=== Exercise directions ===
Reproduce each of the entries below word for word.

## BEGIN Records shown

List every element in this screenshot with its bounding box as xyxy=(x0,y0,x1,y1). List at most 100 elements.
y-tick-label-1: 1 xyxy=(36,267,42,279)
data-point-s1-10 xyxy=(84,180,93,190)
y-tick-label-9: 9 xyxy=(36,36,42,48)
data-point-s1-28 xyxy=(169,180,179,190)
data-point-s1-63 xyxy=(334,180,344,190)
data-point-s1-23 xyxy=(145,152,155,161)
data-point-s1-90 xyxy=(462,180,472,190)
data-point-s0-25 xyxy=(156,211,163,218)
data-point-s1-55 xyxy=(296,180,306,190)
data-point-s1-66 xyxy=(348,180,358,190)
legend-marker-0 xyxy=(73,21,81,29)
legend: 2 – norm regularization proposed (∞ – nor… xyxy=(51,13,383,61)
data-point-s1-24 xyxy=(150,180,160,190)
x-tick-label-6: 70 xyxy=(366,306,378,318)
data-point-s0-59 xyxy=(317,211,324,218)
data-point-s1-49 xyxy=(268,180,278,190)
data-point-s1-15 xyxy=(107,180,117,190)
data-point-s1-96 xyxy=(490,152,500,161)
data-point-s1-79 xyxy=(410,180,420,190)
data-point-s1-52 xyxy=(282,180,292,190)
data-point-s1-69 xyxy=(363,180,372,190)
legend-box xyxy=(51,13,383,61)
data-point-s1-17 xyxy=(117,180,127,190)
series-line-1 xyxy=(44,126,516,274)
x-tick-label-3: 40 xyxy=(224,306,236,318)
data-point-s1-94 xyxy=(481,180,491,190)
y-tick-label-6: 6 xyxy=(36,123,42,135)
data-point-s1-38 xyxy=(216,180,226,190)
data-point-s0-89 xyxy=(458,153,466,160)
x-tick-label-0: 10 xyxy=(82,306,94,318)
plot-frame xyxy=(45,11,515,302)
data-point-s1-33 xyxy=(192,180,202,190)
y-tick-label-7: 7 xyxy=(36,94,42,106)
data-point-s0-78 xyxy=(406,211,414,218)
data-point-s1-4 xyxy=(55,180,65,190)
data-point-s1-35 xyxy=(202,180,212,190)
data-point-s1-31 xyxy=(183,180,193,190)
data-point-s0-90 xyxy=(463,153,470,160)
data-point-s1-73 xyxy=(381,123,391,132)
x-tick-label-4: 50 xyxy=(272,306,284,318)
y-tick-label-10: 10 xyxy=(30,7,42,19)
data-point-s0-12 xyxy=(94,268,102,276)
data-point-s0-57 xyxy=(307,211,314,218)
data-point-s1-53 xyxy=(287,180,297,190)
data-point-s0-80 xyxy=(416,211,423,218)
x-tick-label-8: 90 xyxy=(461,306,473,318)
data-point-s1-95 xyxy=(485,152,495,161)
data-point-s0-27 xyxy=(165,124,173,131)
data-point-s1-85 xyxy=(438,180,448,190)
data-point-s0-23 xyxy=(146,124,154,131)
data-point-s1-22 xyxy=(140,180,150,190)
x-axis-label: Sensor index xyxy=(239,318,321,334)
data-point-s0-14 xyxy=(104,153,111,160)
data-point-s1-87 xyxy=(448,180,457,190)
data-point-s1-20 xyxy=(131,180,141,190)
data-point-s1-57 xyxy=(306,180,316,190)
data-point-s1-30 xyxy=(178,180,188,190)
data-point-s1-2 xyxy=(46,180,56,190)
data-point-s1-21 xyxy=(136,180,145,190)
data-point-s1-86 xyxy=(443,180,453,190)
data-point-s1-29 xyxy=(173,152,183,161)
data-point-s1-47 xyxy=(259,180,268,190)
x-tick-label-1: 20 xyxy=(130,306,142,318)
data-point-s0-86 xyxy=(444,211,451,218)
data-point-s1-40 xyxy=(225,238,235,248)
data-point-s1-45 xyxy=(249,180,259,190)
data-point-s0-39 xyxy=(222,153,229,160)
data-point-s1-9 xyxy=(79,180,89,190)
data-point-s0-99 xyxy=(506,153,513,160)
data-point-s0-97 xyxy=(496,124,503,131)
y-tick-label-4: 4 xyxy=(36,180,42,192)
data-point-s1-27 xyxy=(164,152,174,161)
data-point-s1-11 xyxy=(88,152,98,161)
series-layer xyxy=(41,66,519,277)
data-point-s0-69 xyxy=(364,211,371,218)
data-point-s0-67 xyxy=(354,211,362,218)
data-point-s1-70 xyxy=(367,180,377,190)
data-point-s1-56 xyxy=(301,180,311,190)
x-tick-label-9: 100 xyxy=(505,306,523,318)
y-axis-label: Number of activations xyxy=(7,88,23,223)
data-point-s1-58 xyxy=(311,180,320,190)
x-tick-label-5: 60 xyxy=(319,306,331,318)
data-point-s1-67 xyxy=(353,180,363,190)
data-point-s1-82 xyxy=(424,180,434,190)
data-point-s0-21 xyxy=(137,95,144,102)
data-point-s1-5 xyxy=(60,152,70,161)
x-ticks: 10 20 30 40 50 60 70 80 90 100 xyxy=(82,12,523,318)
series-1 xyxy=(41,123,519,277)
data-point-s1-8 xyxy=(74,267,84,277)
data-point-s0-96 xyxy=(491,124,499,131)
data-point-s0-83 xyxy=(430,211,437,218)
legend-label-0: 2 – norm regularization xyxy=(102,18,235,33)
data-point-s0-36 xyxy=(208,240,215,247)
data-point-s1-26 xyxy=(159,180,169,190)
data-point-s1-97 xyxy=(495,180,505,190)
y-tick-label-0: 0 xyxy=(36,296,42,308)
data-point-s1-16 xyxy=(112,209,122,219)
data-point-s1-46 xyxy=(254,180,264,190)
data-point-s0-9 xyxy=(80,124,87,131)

## END Records shown

=== Exercise result ===
List every element in this screenshot with its bounding box as xyxy=(x0,y0,x1,y1). List at most 100 elements.
y-tick-label-1: 1 xyxy=(36,267,42,279)
data-point-s1-10 xyxy=(84,180,93,190)
y-tick-label-9: 9 xyxy=(36,36,42,48)
data-point-s1-28 xyxy=(169,180,179,190)
data-point-s1-63 xyxy=(334,180,344,190)
data-point-s1-23 xyxy=(145,152,155,161)
data-point-s1-90 xyxy=(462,180,472,190)
data-point-s0-25 xyxy=(156,211,163,218)
data-point-s1-55 xyxy=(296,180,306,190)
data-point-s1-66 xyxy=(348,180,358,190)
legend-marker-0 xyxy=(73,21,81,29)
legend: 2 – norm regularization proposed (∞ – nor… xyxy=(51,13,383,61)
data-point-s1-24 xyxy=(150,180,160,190)
x-tick-label-6: 70 xyxy=(366,306,378,318)
data-point-s0-59 xyxy=(317,211,324,218)
data-point-s1-49 xyxy=(268,180,278,190)
data-point-s1-15 xyxy=(107,180,117,190)
data-point-s1-96 xyxy=(490,152,500,161)
data-point-s1-79 xyxy=(410,180,420,190)
data-point-s1-52 xyxy=(282,180,292,190)
data-point-s1-69 xyxy=(363,180,372,190)
legend-box xyxy=(51,13,383,61)
data-point-s1-17 xyxy=(117,180,127,190)
series-line-1 xyxy=(44,126,516,274)
x-tick-label-3: 40 xyxy=(224,306,236,318)
data-point-s1-94 xyxy=(481,180,491,190)
y-tick-label-6: 6 xyxy=(36,123,42,135)
data-point-s1-38 xyxy=(216,180,226,190)
data-point-s0-89 xyxy=(458,153,466,160)
x-tick-label-0: 10 xyxy=(82,306,94,318)
plot-frame xyxy=(45,11,515,302)
data-point-s1-33 xyxy=(192,180,202,190)
y-tick-label-7: 7 xyxy=(36,94,42,106)
data-point-s0-78 xyxy=(406,211,414,218)
data-point-s1-4 xyxy=(55,180,65,190)
data-point-s1-35 xyxy=(202,180,212,190)
data-point-s1-31 xyxy=(183,180,193,190)
data-point-s0-90 xyxy=(463,153,470,160)
data-point-s1-73 xyxy=(381,123,391,132)
x-tick-label-4: 50 xyxy=(272,306,284,318)
y-tick-label-10: 10 xyxy=(30,7,42,19)
data-point-s0-12 xyxy=(94,268,102,276)
data-point-s0-57 xyxy=(307,211,314,218)
data-point-s1-53 xyxy=(287,180,297,190)
data-point-s0-80 xyxy=(416,211,423,218)
x-tick-label-8: 90 xyxy=(461,306,473,318)
data-point-s1-95 xyxy=(485,152,495,161)
data-point-s0-27 xyxy=(165,124,173,131)
data-point-s1-85 xyxy=(438,180,448,190)
data-point-s0-23 xyxy=(146,124,154,131)
data-point-s1-22 xyxy=(140,180,150,190)
x-axis-label: Sensor index xyxy=(239,318,321,334)
data-point-s0-14 xyxy=(104,153,111,160)
data-point-s1-87 xyxy=(448,180,457,190)
data-point-s1-20 xyxy=(131,180,141,190)
data-point-s1-57 xyxy=(306,180,316,190)
data-point-s1-30 xyxy=(178,180,188,190)
data-point-s1-2 xyxy=(46,180,56,190)
data-point-s1-21 xyxy=(136,180,145,190)
data-point-s1-86 xyxy=(443,180,453,190)
data-point-s1-29 xyxy=(173,152,183,161)
data-point-s1-47 xyxy=(259,180,268,190)
x-tick-label-1: 20 xyxy=(130,306,142,318)
data-point-s0-86 xyxy=(444,211,451,218)
data-point-s1-40 xyxy=(225,238,235,248)
data-point-s1-45 xyxy=(249,180,259,190)
data-point-s0-39 xyxy=(222,153,229,160)
data-point-s1-9 xyxy=(79,180,89,190)
data-point-s0-99 xyxy=(506,153,513,160)
data-point-s0-97 xyxy=(496,124,503,131)
y-tick-label-4: 4 xyxy=(36,180,42,192)
data-point-s1-27 xyxy=(164,152,174,161)
data-point-s1-11 xyxy=(88,152,98,161)
series-layer xyxy=(41,66,519,277)
data-point-s0-69 xyxy=(364,211,371,218)
data-point-s0-67 xyxy=(354,211,362,218)
data-point-s1-70 xyxy=(367,180,377,190)
data-point-s1-56 xyxy=(301,180,311,190)
x-tick-label-9: 100 xyxy=(505,306,523,318)
y-axis-label: Number of activations xyxy=(7,88,23,223)
data-point-s1-58 xyxy=(311,180,320,190)
x-tick-label-5: 60 xyxy=(319,306,331,318)
data-point-s1-67 xyxy=(353,180,363,190)
data-point-s1-82 xyxy=(424,180,434,190)
data-point-s0-21 xyxy=(137,95,144,102)
data-point-s1-5 xyxy=(60,152,70,161)
x-ticks: 10 20 30 40 50 60 70 80 90 100 xyxy=(82,12,523,318)
series-1 xyxy=(41,123,519,277)
data-point-s1-8 xyxy=(74,267,84,277)
data-point-s0-96 xyxy=(491,124,499,131)
data-point-s0-83 xyxy=(430,211,437,218)
legend-label-0: 2 – norm regularization xyxy=(102,18,235,33)
data-point-s0-36 xyxy=(208,240,215,247)
data-point-s1-26 xyxy=(159,180,169,190)
data-point-s1-97 xyxy=(495,180,505,190)
y-tick-label-0: 0 xyxy=(36,296,42,308)
data-point-s1-16 xyxy=(112,209,122,219)
data-point-s1-46 xyxy=(254,180,264,190)
data-point-s0-9 xyxy=(80,124,87,131)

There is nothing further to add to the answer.